— start DATA ROWS —
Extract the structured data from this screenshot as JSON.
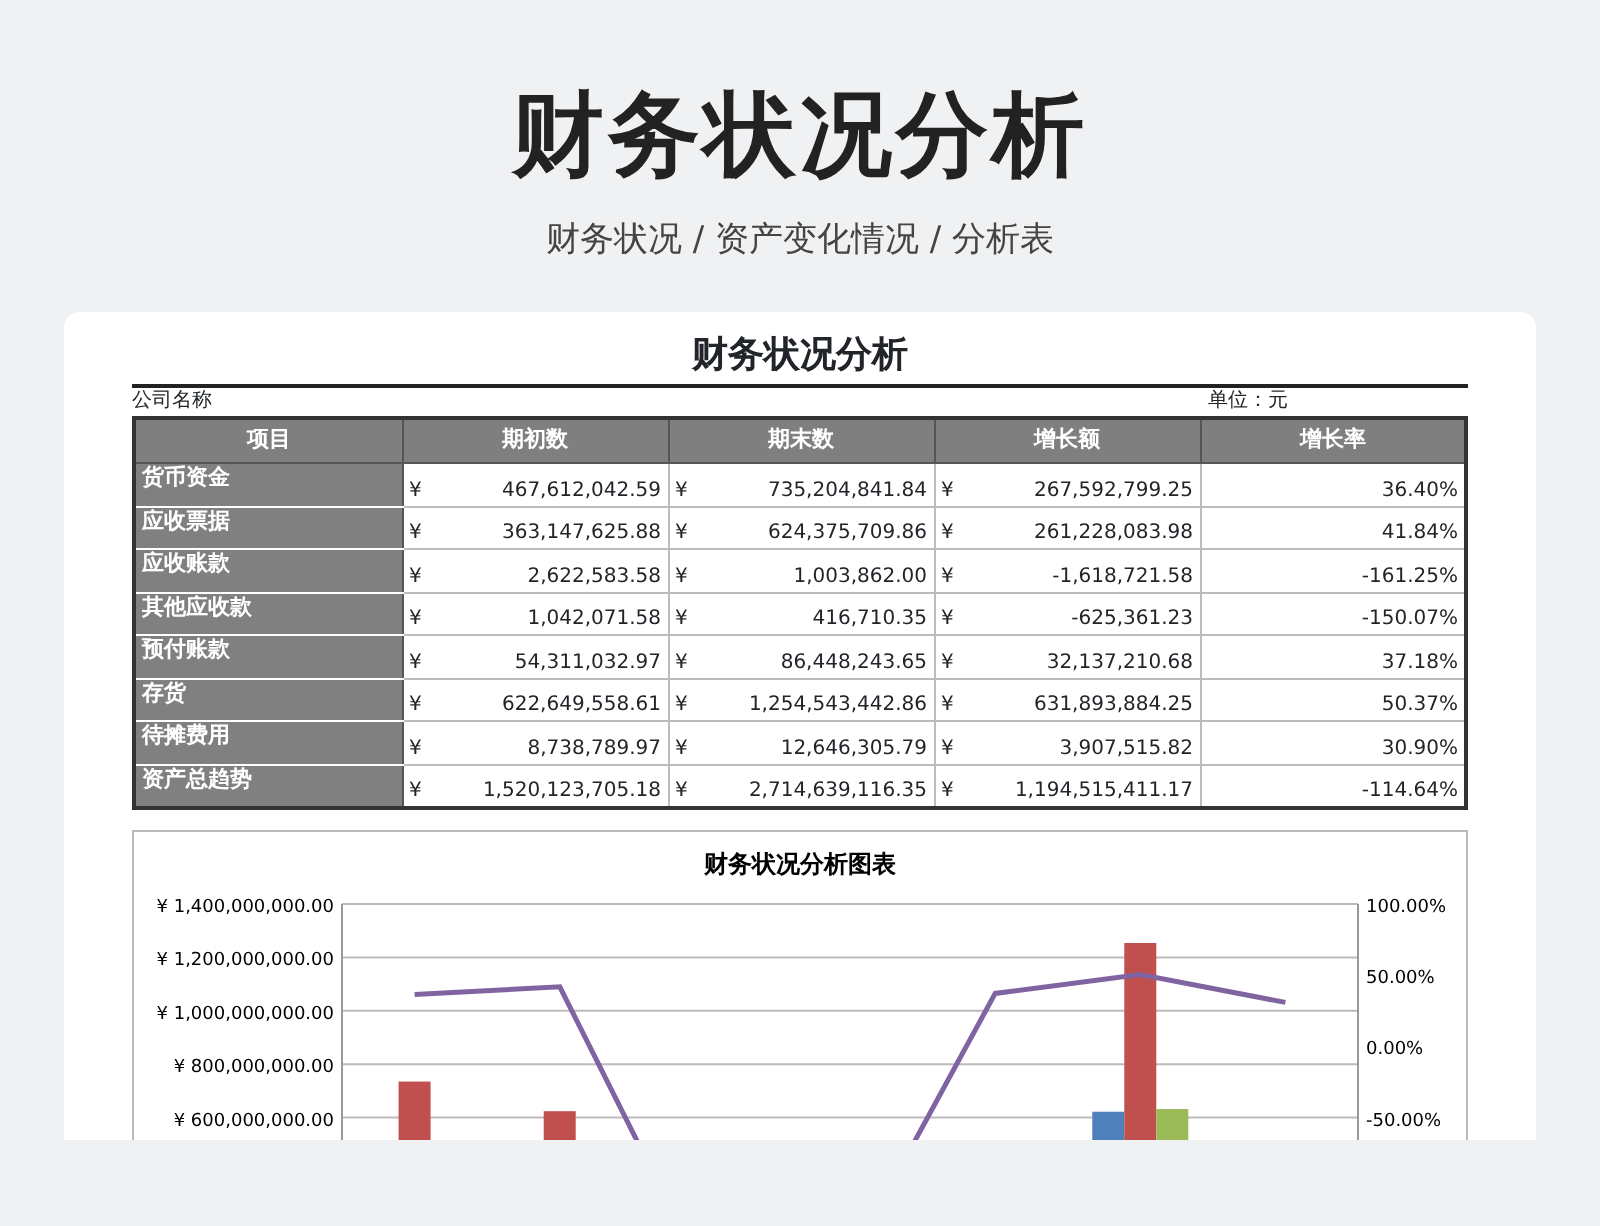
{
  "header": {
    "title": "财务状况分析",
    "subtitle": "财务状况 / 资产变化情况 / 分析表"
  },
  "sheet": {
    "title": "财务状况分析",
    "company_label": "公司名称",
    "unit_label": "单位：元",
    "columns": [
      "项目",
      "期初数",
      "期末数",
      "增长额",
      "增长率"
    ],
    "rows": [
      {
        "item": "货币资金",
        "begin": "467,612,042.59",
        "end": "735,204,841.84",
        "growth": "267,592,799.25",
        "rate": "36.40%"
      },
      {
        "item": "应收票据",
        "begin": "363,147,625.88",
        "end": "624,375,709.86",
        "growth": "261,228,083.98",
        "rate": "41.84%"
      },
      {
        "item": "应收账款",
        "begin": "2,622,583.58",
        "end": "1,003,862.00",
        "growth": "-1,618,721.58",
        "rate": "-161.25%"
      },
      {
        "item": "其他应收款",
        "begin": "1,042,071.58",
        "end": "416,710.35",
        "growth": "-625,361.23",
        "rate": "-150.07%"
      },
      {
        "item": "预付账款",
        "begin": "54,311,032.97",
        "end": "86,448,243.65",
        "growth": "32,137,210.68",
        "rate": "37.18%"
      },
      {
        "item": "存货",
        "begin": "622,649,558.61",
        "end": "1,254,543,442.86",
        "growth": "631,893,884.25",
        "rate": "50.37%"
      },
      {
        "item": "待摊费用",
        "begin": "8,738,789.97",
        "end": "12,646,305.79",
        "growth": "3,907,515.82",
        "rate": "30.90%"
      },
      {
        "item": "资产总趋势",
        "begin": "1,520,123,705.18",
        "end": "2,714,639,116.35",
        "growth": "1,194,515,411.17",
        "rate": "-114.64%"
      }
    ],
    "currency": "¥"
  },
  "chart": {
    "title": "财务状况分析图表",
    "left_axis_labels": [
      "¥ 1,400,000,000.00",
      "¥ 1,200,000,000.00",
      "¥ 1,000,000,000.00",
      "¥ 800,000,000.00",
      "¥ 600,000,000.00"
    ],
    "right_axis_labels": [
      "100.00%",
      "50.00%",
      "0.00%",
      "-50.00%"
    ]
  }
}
— end DATA ROWS —
— start DATA ROWS —
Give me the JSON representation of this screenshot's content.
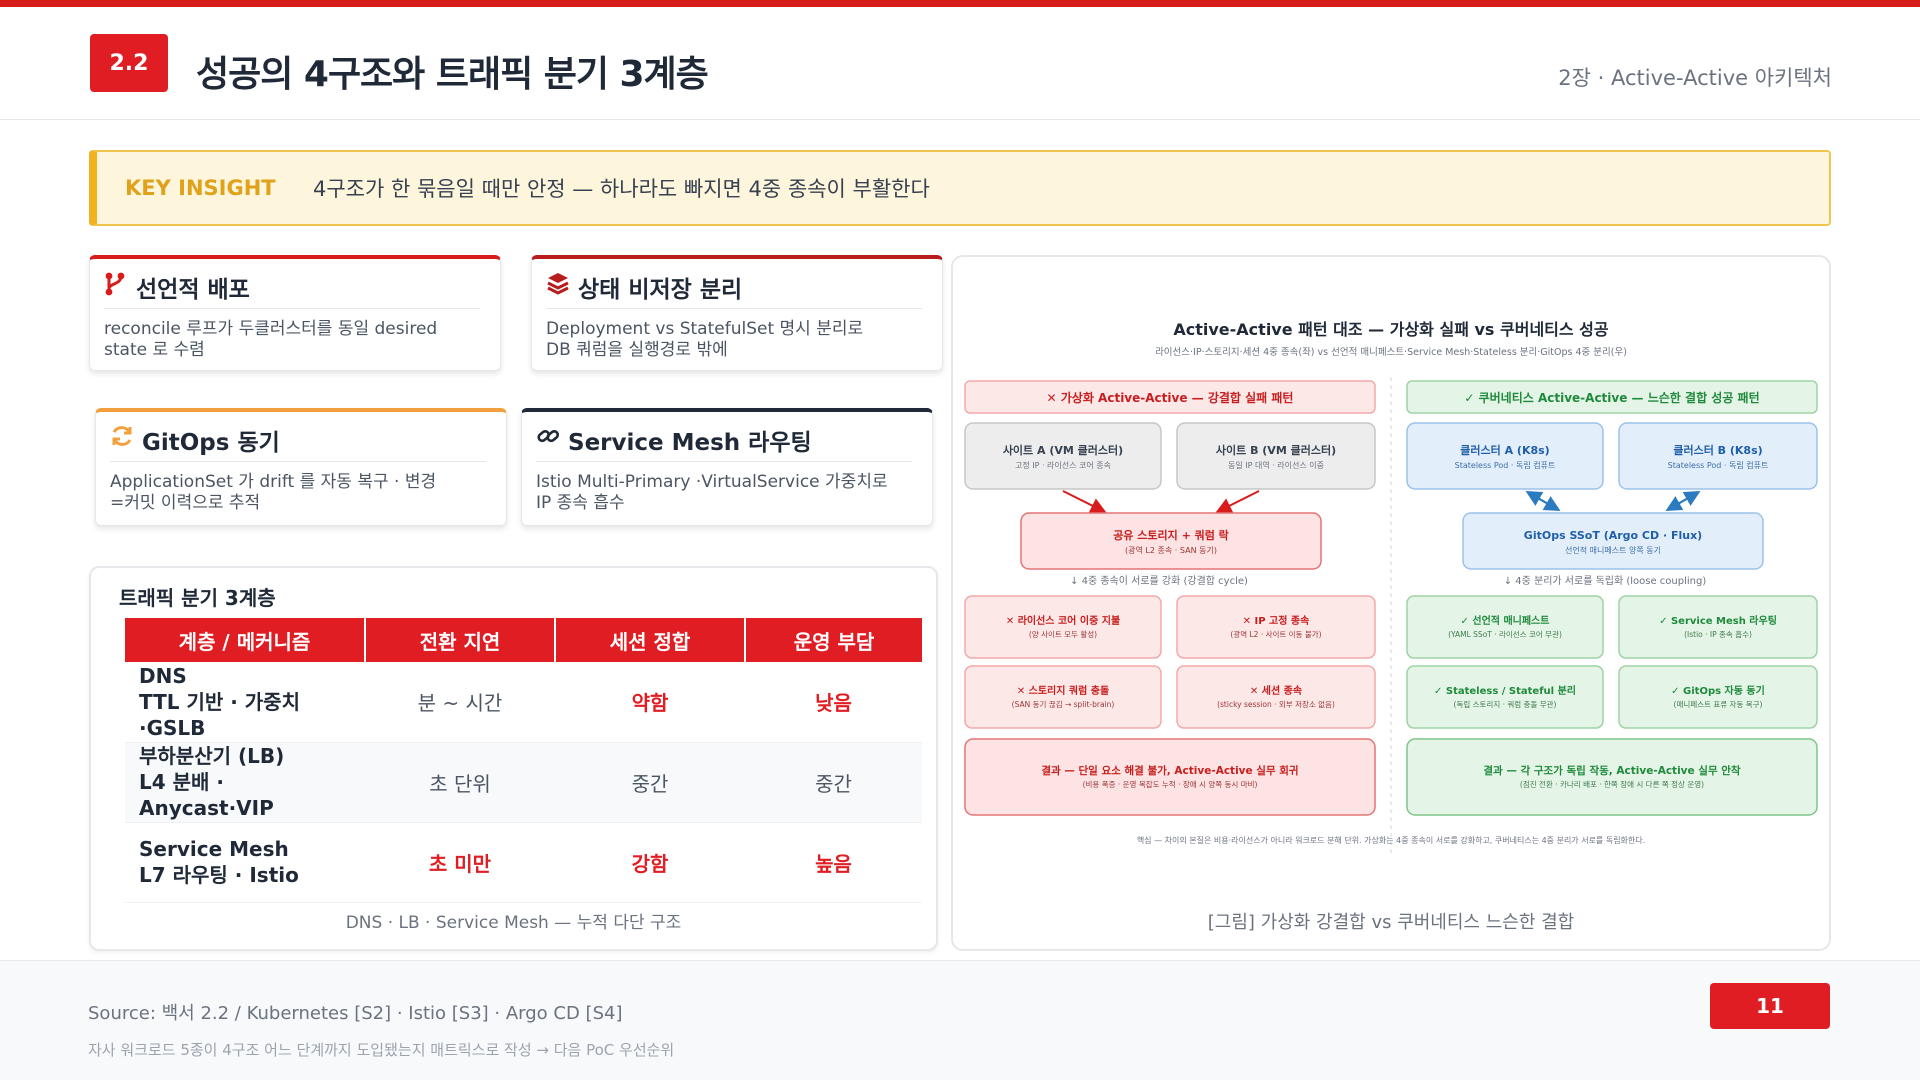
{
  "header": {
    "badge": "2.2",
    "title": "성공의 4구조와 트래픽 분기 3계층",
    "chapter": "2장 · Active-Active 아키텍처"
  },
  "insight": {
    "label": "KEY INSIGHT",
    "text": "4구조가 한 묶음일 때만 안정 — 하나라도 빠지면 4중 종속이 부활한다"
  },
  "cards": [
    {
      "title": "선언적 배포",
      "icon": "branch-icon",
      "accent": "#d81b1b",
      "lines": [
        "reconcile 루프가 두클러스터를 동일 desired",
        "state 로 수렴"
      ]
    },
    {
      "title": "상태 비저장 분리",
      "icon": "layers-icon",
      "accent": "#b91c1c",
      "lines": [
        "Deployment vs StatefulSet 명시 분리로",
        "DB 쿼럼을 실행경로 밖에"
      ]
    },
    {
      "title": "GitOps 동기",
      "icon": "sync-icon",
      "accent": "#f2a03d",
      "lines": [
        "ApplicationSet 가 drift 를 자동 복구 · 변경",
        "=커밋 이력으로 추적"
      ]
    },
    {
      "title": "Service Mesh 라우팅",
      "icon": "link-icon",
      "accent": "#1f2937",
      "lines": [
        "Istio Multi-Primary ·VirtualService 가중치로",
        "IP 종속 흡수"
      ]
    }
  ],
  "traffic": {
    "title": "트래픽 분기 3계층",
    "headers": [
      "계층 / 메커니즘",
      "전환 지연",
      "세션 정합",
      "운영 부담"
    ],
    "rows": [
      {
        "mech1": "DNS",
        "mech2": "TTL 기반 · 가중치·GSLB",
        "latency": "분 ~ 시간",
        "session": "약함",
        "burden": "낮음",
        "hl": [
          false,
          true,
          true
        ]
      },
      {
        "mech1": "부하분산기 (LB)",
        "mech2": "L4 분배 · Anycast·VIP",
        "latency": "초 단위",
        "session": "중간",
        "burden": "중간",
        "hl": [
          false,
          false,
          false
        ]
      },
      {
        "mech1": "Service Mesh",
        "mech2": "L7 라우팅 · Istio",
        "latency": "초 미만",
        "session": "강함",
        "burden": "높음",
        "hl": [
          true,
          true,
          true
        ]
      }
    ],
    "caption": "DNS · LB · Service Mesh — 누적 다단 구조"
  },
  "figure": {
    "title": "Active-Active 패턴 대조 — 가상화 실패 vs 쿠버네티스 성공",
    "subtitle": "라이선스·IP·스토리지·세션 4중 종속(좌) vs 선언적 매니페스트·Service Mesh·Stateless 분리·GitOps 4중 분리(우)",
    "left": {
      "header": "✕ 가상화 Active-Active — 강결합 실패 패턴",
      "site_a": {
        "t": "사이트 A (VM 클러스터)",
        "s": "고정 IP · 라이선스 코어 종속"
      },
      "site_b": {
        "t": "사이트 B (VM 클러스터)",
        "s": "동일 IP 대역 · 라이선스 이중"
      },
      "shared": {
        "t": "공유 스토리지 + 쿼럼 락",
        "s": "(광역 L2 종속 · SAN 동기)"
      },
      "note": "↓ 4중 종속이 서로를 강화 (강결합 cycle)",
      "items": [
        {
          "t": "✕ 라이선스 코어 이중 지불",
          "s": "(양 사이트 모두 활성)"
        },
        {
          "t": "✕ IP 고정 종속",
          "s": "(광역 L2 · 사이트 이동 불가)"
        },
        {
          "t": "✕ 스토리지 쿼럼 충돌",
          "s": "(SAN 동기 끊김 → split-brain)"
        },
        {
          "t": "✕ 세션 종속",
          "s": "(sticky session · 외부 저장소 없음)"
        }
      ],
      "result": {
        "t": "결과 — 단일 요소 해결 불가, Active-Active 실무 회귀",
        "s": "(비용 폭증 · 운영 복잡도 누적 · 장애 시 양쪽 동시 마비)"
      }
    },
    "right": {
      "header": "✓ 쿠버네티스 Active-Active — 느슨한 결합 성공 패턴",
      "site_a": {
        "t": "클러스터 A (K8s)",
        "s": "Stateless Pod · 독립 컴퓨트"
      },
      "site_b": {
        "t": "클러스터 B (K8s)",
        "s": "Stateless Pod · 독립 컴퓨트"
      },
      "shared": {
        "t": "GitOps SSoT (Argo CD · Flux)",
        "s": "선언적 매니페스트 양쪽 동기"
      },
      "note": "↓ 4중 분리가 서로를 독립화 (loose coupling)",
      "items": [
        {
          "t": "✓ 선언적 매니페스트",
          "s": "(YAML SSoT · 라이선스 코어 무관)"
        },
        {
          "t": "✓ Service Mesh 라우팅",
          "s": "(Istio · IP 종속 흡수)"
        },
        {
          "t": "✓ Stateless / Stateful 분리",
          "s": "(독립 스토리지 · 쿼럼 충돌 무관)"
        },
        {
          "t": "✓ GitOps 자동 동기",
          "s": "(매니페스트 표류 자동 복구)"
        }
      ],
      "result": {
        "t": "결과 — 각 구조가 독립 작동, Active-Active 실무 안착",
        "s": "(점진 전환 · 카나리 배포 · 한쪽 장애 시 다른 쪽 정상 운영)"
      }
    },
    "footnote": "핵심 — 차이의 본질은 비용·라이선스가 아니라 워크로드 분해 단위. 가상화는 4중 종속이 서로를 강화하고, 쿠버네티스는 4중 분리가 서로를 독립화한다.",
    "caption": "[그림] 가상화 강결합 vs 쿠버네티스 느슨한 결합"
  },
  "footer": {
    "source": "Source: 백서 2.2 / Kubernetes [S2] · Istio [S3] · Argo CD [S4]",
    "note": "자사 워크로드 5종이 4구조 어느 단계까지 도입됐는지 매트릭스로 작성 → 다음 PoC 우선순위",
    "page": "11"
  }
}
— end DATA ROWS —
(THE EXERCISE): Pull out every line of the entries that includes the word "GitOps".

(OUTPUT OF THE TASK):
      "title": "GitOps 동기",
    "subtitle": "라이선스·IP·스토리지·세션 4중 종속(좌) vs 선언적 매니페스트·Service Mesh·Stateless 분리·GitOps 4중 분리(우)",
        "t": "GitOps SSoT (Argo CD · Flux)",
          "t": "✓ GitOps 자동 동기",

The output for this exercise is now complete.